# Exercise prompt
Collect every line of the records below that contains the word "ylabel".

━━━━━━━━━━━━━━━━━━━━

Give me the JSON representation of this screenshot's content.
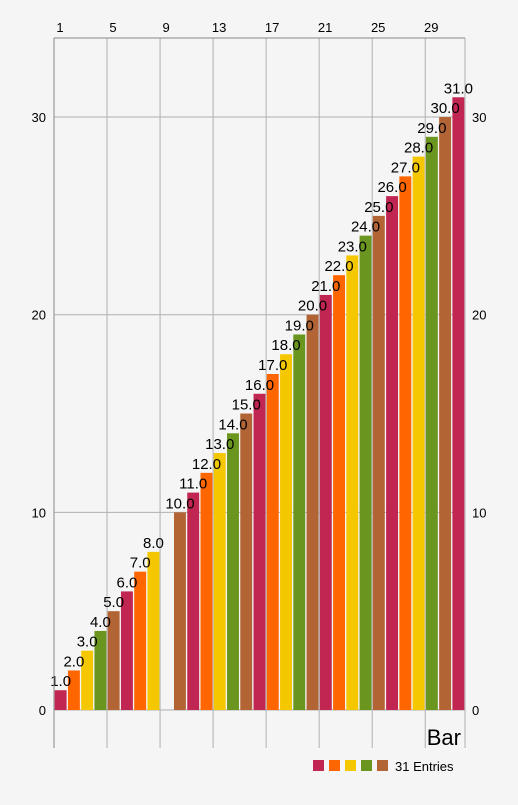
{
  "chart_data": {
    "type": "bar",
    "x": [
      1,
      2,
      3,
      4,
      5,
      6,
      7,
      8,
      9,
      10,
      11,
      12,
      13,
      14,
      15,
      16,
      17,
      18,
      19,
      20,
      21,
      22,
      23,
      24,
      25,
      26,
      27,
      28,
      29,
      30,
      31
    ],
    "series": [
      {
        "name": "31 Entries",
        "values": [
          1,
          2,
          3,
          4,
          5,
          6,
          7,
          8,
          null,
          10,
          11,
          12,
          13,
          14,
          15,
          16,
          17,
          18,
          19,
          20,
          21,
          22,
          23,
          24,
          25,
          26,
          27,
          28,
          29,
          30,
          31
        ],
        "value_labels": [
          "1.0",
          "2.0",
          "3.0",
          "4.0",
          "5.0",
          "6.0",
          "7.0",
          "8.0",
          "",
          "10.0",
          "11.0",
          "12.0",
          "13.0",
          "14.0",
          "15.0",
          "16.0",
          "17.0",
          "18.0",
          "19.0",
          "20.0",
          "21.0",
          "22.0",
          "23.0",
          "24.0",
          "25.0",
          "26.0",
          "27.0",
          "28.0",
          "29.0",
          "30.0",
          "31.0"
        ]
      }
    ],
    "colors": [
      "#C12552",
      "#FF6600",
      "#F5C700",
      "#6A961F",
      "#B36435"
    ],
    "x_ticks": [
      "1",
      "5",
      "9",
      "13",
      "17",
      "21",
      "25",
      "29"
    ],
    "x_tick_values": [
      1,
      5,
      9,
      13,
      17,
      21,
      25,
      29
    ],
    "y_ticks": [
      "0",
      "10",
      "20",
      "30"
    ],
    "y_tick_values": [
      0,
      10,
      20,
      30
    ],
    "xlim": [
      0.5,
      31.5
    ],
    "ylim": [
      0,
      34
    ],
    "x_axis_position": "top",
    "y_axes": [
      "left",
      "right"
    ],
    "grid": true,
    "description_text": "Bar",
    "legend": {
      "label": "31 Entries",
      "position": "bottom-right"
    }
  }
}
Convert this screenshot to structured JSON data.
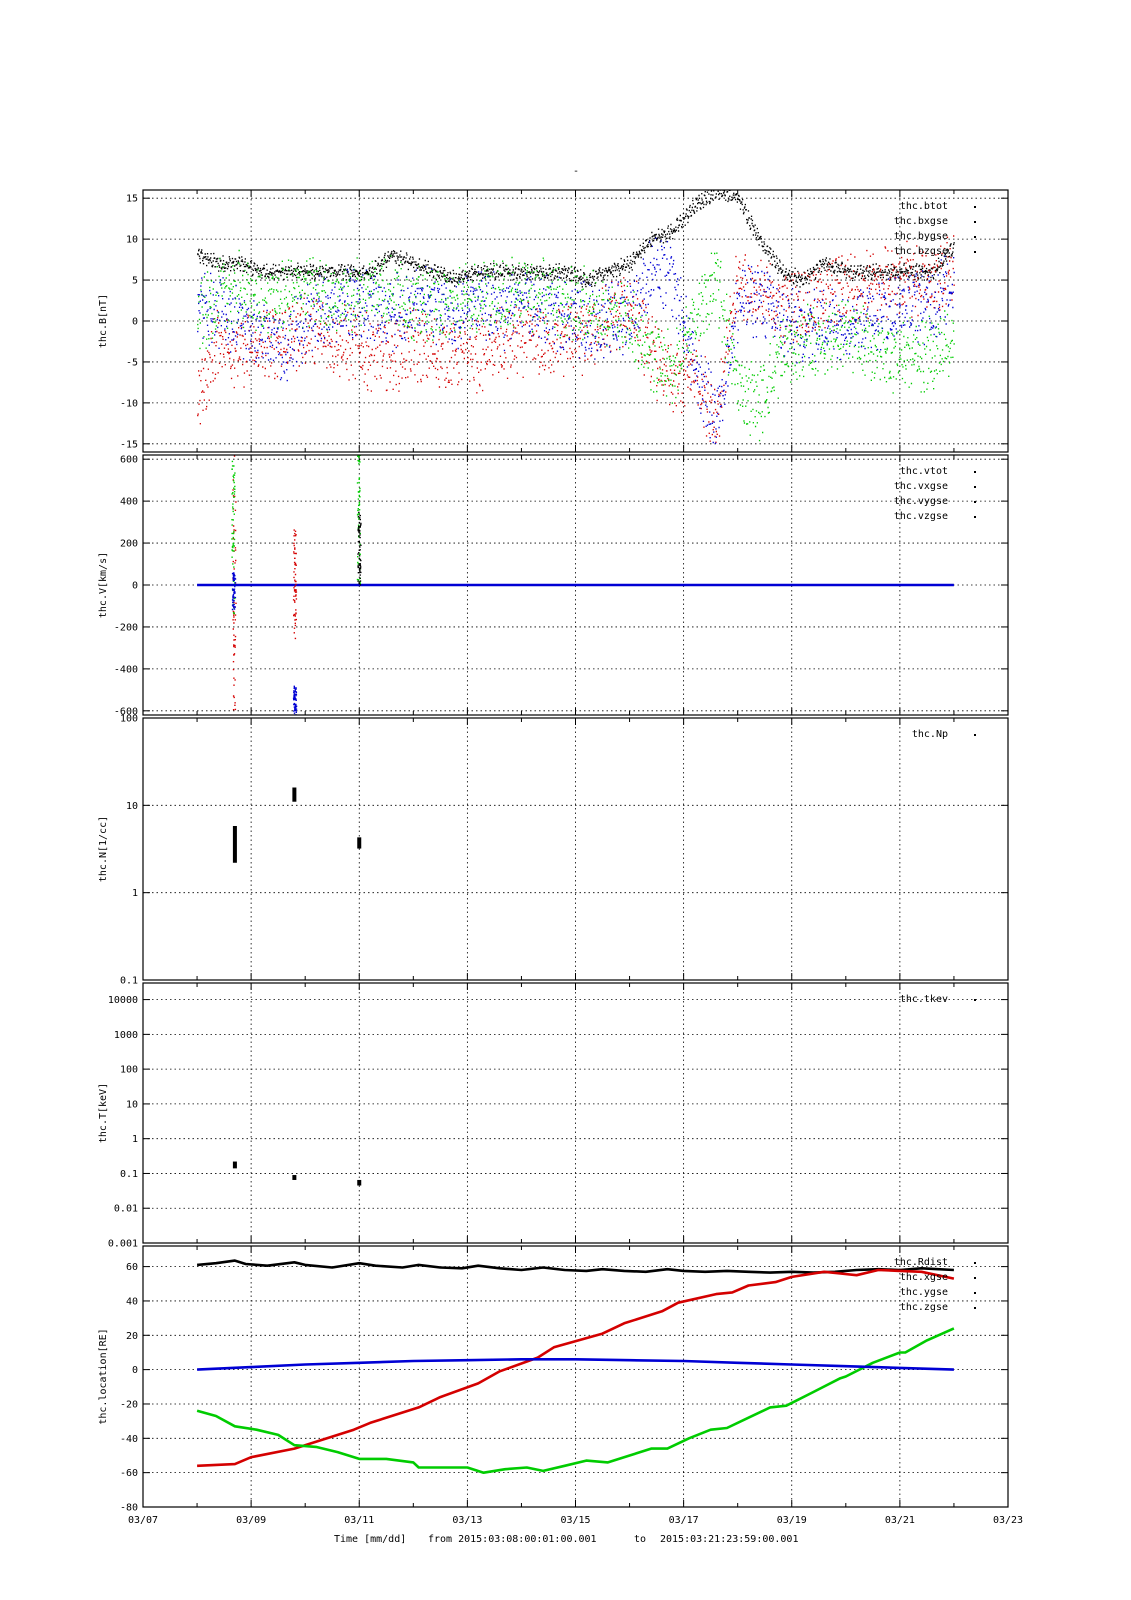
{
  "chart_data": {
    "type": "multi-panel-timeseries",
    "title": "-",
    "time_axis": {
      "ticks": [
        "03/07",
        "03/09",
        "03/11",
        "03/13",
        "03/15",
        "03/17",
        "03/19",
        "03/21",
        "03/23"
      ],
      "range_days": [
        7,
        23
      ],
      "xlabel": "Time [mm/dd]",
      "from_label": "from 2015:03:08:00:01:00.001",
      "to_label": "to",
      "end_label": "2015:03:21:23:59:00.001"
    },
    "colors": {
      "black": "#000000",
      "red": "#d40000",
      "green": "#00cc00",
      "blue": "#0000d4"
    },
    "panels": [
      {
        "id": "B",
        "ylabel": "thc.B[nT]",
        "scale": "linear",
        "ylim": [
          -16,
          16
        ],
        "ticks": [
          15,
          10,
          5,
          0,
          -5,
          -10,
          -15
        ],
        "tick_labels": [
          "15",
          "10",
          "5",
          "0",
          "-5",
          "-10",
          "-15"
        ],
        "legend": [
          "thc.btot",
          "thc.bxgse",
          "thc.bygse",
          "thc.bzgse"
        ],
        "series": [
          {
            "name": "thc.btot",
            "color": "black",
            "style": "band",
            "x": [
              8.0,
              8.4,
              8.8,
              9.2,
              9.6,
              10.0,
              10.4,
              10.8,
              11.2,
              11.6,
              12.0,
              12.4,
              12.8,
              13.2,
              13.6,
              14.0,
              14.4,
              14.8,
              15.2,
              15.6,
              16.0,
              16.4,
              16.8,
              17.2,
              17.6,
              18.0,
              18.4,
              18.8,
              19.2,
              19.6,
              20.0,
              20.4,
              20.8,
              21.2,
              21.6,
              22.0
            ],
            "y": [
              8,
              7,
              7,
              6,
              6,
              6,
              6,
              6,
              6,
              8,
              7,
              6,
              5,
              6,
              6,
              6,
              6,
              6,
              5,
              6,
              7,
              10,
              11,
              14,
              16,
              15,
              10,
              6,
              5,
              7,
              6,
              6,
              6,
              6,
              6,
              9
            ],
            "spread": 1.2
          },
          {
            "name": "thc.bxgse",
            "color": "red",
            "style": "band",
            "x": [
              8.0,
              8.4,
              8.8,
              9.2,
              9.6,
              10.0,
              10.4,
              10.8,
              11.2,
              11.6,
              12.0,
              12.4,
              12.8,
              13.2,
              13.6,
              14.0,
              14.4,
              14.8,
              15.2,
              15.6,
              16.0,
              16.4,
              16.8,
              17.2,
              17.6,
              18.0,
              18.4,
              18.8,
              19.2,
              19.6,
              20.0,
              20.4,
              20.8,
              21.2,
              21.6,
              22.0
            ],
            "y": [
              -10,
              -2,
              -4,
              -3,
              -2,
              -1,
              -2,
              -3,
              -4,
              -4,
              -3,
              -4,
              -4,
              -4,
              -3,
              -2,
              -3,
              -2,
              -2,
              0,
              2,
              -4,
              -8,
              -6,
              -12,
              5,
              3,
              2,
              2,
              3,
              4,
              4,
              5,
              5,
              5,
              6
            ],
            "spread": 3.5
          },
          {
            "name": "thc.bygse",
            "color": "green",
            "style": "band",
            "x": [
              8.0,
              8.4,
              8.8,
              9.2,
              9.6,
              10.0,
              10.4,
              10.8,
              11.2,
              11.6,
              12.0,
              12.4,
              12.8,
              13.2,
              13.6,
              14.0,
              14.4,
              14.8,
              15.2,
              15.6,
              16.0,
              16.4,
              16.8,
              17.2,
              17.6,
              18.0,
              18.4,
              18.8,
              19.2,
              19.6,
              20.0,
              20.4,
              20.8,
              21.2,
              21.6,
              22.0
            ],
            "y": [
              0,
              3,
              4,
              2,
              3,
              4,
              3,
              3,
              4,
              4,
              2,
              2,
              2,
              3,
              3,
              4,
              3,
              2,
              2,
              1,
              0,
              -4,
              -6,
              0,
              5,
              -8,
              -10,
              -4,
              -3,
              -2,
              -2,
              -3,
              -4,
              -4,
              -4,
              -2
            ],
            "spread": 3.5
          },
          {
            "name": "thc.bzgse",
            "color": "blue",
            "style": "band",
            "x": [
              8.0,
              8.4,
              8.8,
              9.2,
              9.6,
              10.0,
              10.4,
              10.8,
              11.2,
              11.6,
              12.0,
              12.4,
              12.8,
              13.2,
              13.6,
              14.0,
              14.4,
              14.8,
              15.2,
              15.6,
              16.0,
              16.4,
              16.8,
              17.2,
              17.6,
              18.0,
              18.4,
              18.8,
              19.2,
              19.6,
              20.0,
              20.4,
              20.8,
              21.2,
              21.6,
              22.0
            ],
            "y": [
              2,
              1,
              0,
              -2,
              -3,
              0,
              1,
              2,
              2,
              1,
              2,
              2,
              1,
              2,
              1,
              2,
              1,
              1,
              0,
              0,
              1,
              6,
              5,
              -6,
              -12,
              2,
              3,
              0,
              -1,
              0,
              0,
              1,
              1,
              2,
              2,
              5
            ],
            "spread": 3.5
          }
        ]
      },
      {
        "id": "V",
        "ylabel": "thc.V[km/s]",
        "scale": "linear",
        "ylim": [
          -620,
          620
        ],
        "ticks": [
          600,
          400,
          200,
          0,
          -200,
          -400,
          -600
        ],
        "tick_labels": [
          "600",
          "400",
          "200",
          "0",
          "-200",
          "-400",
          "-600"
        ],
        "legend": [
          "thc.vtot",
          "thc.vxgse",
          "thc.vygse",
          "thc.vzgse"
        ],
        "series": [
          {
            "name": "thc.vzgse",
            "color": "blue",
            "style": "line",
            "x": [
              8.0,
              22.0
            ],
            "y": [
              0,
              0
            ]
          }
        ],
        "spikes": [
          {
            "x": 8.68,
            "y0": -620,
            "y1": 620,
            "color": "red"
          },
          {
            "x": 8.66,
            "y0": -150,
            "y1": 600,
            "color": "green"
          },
          {
            "x": 8.67,
            "y0": -120,
            "y1": 60,
            "color": "blue"
          },
          {
            "x": 9.8,
            "y0": -620,
            "y1": -480,
            "color": "blue"
          },
          {
            "x": 9.8,
            "y0": -260,
            "y1": 280,
            "color": "red"
          },
          {
            "x": 10.98,
            "y0": 0,
            "y1": 620,
            "color": "green"
          },
          {
            "x": 10.99,
            "y0": 0,
            "y1": 350,
            "color": "black"
          }
        ]
      },
      {
        "id": "N",
        "ylabel": "thc.N[1/cc]",
        "scale": "log",
        "ylim": [
          0.1,
          100
        ],
        "ticks": [
          100,
          10,
          1,
          0.1
        ],
        "tick_labels": [
          "100",
          "10",
          "1",
          "0.1"
        ],
        "legend": [
          "thc.Np"
        ],
        "clusters": [
          {
            "x": 8.7,
            "y0": 2.2,
            "y1": 5.8
          },
          {
            "x": 9.8,
            "y0": 11,
            "y1": 16
          },
          {
            "x": 11.0,
            "y0": 3.2,
            "y1": 4.3
          }
        ]
      },
      {
        "id": "T",
        "ylabel": "thc.T[keV]",
        "scale": "log",
        "ylim": [
          0.001,
          30000
        ],
        "ticks": [
          10000,
          1000,
          100,
          10,
          1,
          0.1,
          0.01,
          0.001
        ],
        "tick_labels": [
          "10000",
          "1000",
          "100",
          "10",
          "1",
          "0.1",
          "0.01",
          "0.001"
        ],
        "legend": [
          "thc.tkev"
        ],
        "clusters": [
          {
            "x": 8.7,
            "y0": 0.14,
            "y1": 0.22
          },
          {
            "x": 9.8,
            "y0": 0.065,
            "y1": 0.09
          },
          {
            "x": 11.0,
            "y0": 0.045,
            "y1": 0.065
          }
        ]
      },
      {
        "id": "loc",
        "ylabel": "thc.location[RE]",
        "scale": "linear",
        "ylim": [
          -80,
          72
        ],
        "ticks": [
          60,
          40,
          20,
          0,
          -20,
          -40,
          -60,
          -80
        ],
        "tick_labels": [
          "60",
          "40",
          "20",
          "0",
          "-20",
          "-40",
          "-60",
          "-80"
        ],
        "legend": [
          "thc.Rdist",
          "thc.xgse",
          "thc.ygse",
          "thc.zgse"
        ],
        "series": [
          {
            "name": "thc.Rdist",
            "color": "black",
            "style": "line",
            "x": [
              8.0,
              8.35,
              8.7,
              8.9,
              9.3,
              9.8,
              10.0,
              10.5,
              11.0,
              11.3,
              11.8,
              12.1,
              12.5,
              12.9,
              13.2,
              13.6,
              14.0,
              14.4,
              14.8,
              15.2,
              15.5,
              15.9,
              16.3,
              16.7,
              17.0,
              17.4,
              17.8,
              18.2,
              18.6,
              19.0,
              19.4,
              19.8,
              20.2,
              20.6,
              21.0,
              21.4,
              22.0
            ],
            "y": [
              61,
              62,
              63.5,
              61.5,
              60.5,
              62.5,
              61,
              59.5,
              62,
              60.5,
              59.5,
              61,
              59.5,
              59,
              60.5,
              59,
              58,
              59.5,
              58,
              57.5,
              58.5,
              57.5,
              57,
              58.5,
              57.5,
              57,
              57.5,
              57,
              56.5,
              57,
              56.5,
              57,
              58,
              58.5,
              58,
              59,
              58
            ]
          },
          {
            "name": "thc.xgse",
            "color": "red",
            "style": "line",
            "x": [
              8.0,
              8.7,
              9.0,
              9.8,
              10.2,
              10.9,
              11.2,
              12.1,
              12.5,
              13.2,
              13.6,
              14.3,
              14.6,
              15.5,
              15.9,
              16.6,
              16.9,
              17.6,
              17.9,
              18.2,
              18.7,
              19.0,
              19.6,
              19.9,
              20.2,
              20.6,
              21.0,
              21.4,
              22.0
            ],
            "y": [
              -56,
              -55,
              -51,
              -46,
              -42,
              -35,
              -31,
              -22,
              -16,
              -8,
              -1,
              7,
              13,
              21,
              27,
              34,
              39,
              44,
              45,
              49,
              51,
              54,
              57,
              56,
              55,
              58,
              57.5,
              57,
              53
            ]
          },
          {
            "name": "thc.ygse",
            "color": "green",
            "style": "line",
            "x": [
              8.0,
              8.35,
              8.7,
              9.1,
              9.5,
              9.8,
              10.2,
              10.6,
              11.0,
              11.5,
              12.0,
              12.1,
              12.6,
              13.0,
              13.3,
              13.7,
              14.1,
              14.4,
              14.8,
              15.2,
              15.6,
              16.0,
              16.4,
              16.7,
              17.1,
              17.5,
              17.8,
              18.2,
              18.6,
              18.9,
              19.4,
              19.9,
              20.0,
              20.5,
              21.0,
              21.1,
              21.5,
              22.0
            ],
            "y": [
              -24,
              -27,
              -33,
              -35,
              -38,
              -44,
              -45,
              -48,
              -52,
              -52,
              -54,
              -57,
              -57,
              -57,
              -60,
              -58,
              -57,
              -59,
              -56,
              -53,
              -54,
              -50,
              -46,
              -46,
              -40,
              -35,
              -34,
              -28,
              -22,
              -21,
              -13,
              -5,
              -4,
              4,
              10,
              10,
              17,
              24
            ]
          },
          {
            "name": "thc.zgse",
            "color": "blue",
            "style": "line",
            "x": [
              8.0,
              9.0,
              10.0,
              11.0,
              12.0,
              13.0,
              14.0,
              15.0,
              16.0,
              17.0,
              18.0,
              19.0,
              20.0,
              21.0,
              22.0
            ],
            "y": [
              0,
              1.5,
              3,
              4,
              5,
              5.5,
              6,
              6,
              5.5,
              5,
              4,
              3,
              2,
              1,
              0
            ]
          }
        ]
      }
    ]
  }
}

━━━━━━━━━━━━━━━━━━━━

# Response
        "ylabel": "thc.B[nT]",
        "ylabel": "thc.V[km/s]",
        "ylabel": "thc.N[1/cc]",
        "ylabel": "thc.T[keV]",
        "ylabel": "thc.location[RE]",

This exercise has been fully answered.